● WRITTEN REQUEST: In the following material, identify every line holding the string "JSON" and return it.

-- Start of TASK INPUT --

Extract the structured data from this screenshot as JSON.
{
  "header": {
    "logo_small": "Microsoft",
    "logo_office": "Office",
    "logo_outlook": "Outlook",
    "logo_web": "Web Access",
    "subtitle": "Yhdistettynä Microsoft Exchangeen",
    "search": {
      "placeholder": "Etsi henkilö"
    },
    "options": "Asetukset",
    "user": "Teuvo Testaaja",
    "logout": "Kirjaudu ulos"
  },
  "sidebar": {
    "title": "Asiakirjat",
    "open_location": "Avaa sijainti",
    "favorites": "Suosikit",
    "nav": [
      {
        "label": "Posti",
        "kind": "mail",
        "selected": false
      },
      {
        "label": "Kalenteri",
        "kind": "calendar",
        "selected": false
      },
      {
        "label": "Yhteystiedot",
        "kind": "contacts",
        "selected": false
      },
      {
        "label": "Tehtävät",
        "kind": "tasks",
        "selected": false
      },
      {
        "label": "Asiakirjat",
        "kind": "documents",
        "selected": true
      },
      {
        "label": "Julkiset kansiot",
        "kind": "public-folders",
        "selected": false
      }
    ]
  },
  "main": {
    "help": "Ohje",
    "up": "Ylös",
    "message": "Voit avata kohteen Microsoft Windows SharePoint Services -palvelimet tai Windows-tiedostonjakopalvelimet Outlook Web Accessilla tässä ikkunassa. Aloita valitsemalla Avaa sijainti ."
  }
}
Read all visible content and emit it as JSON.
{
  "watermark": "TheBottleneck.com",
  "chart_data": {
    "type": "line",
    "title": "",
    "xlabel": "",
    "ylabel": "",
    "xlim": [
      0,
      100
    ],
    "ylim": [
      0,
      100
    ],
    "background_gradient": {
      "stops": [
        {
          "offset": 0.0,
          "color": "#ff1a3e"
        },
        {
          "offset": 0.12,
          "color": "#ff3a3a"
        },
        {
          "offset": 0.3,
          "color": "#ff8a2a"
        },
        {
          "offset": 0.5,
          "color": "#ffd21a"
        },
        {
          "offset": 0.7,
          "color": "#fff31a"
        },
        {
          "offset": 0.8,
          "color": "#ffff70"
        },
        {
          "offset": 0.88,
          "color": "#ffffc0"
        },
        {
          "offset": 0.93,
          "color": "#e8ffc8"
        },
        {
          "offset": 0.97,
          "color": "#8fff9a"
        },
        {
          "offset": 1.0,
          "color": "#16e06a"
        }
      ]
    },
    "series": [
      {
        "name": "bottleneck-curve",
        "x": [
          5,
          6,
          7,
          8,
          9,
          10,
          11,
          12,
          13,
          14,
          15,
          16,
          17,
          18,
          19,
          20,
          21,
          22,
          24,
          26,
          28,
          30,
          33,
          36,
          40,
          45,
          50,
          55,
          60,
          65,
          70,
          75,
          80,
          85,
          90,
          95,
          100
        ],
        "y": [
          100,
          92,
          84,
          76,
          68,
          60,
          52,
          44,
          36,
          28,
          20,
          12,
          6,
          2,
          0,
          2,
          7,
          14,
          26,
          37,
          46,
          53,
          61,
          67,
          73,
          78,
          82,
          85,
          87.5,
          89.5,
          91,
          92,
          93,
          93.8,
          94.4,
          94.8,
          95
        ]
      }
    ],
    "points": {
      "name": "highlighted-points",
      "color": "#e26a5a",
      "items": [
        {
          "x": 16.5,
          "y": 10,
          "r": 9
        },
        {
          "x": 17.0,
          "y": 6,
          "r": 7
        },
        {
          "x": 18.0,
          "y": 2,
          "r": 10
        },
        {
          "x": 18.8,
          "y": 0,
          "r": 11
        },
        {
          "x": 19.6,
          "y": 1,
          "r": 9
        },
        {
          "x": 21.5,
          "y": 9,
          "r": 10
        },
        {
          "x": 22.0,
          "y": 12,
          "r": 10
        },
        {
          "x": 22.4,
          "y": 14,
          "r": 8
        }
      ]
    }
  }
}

-- End of TASK INPUT --

● COMPLETE OUTPUT:
Extract the structured data from this screenshot as JSON.
Read all visible content and emit it as JSON.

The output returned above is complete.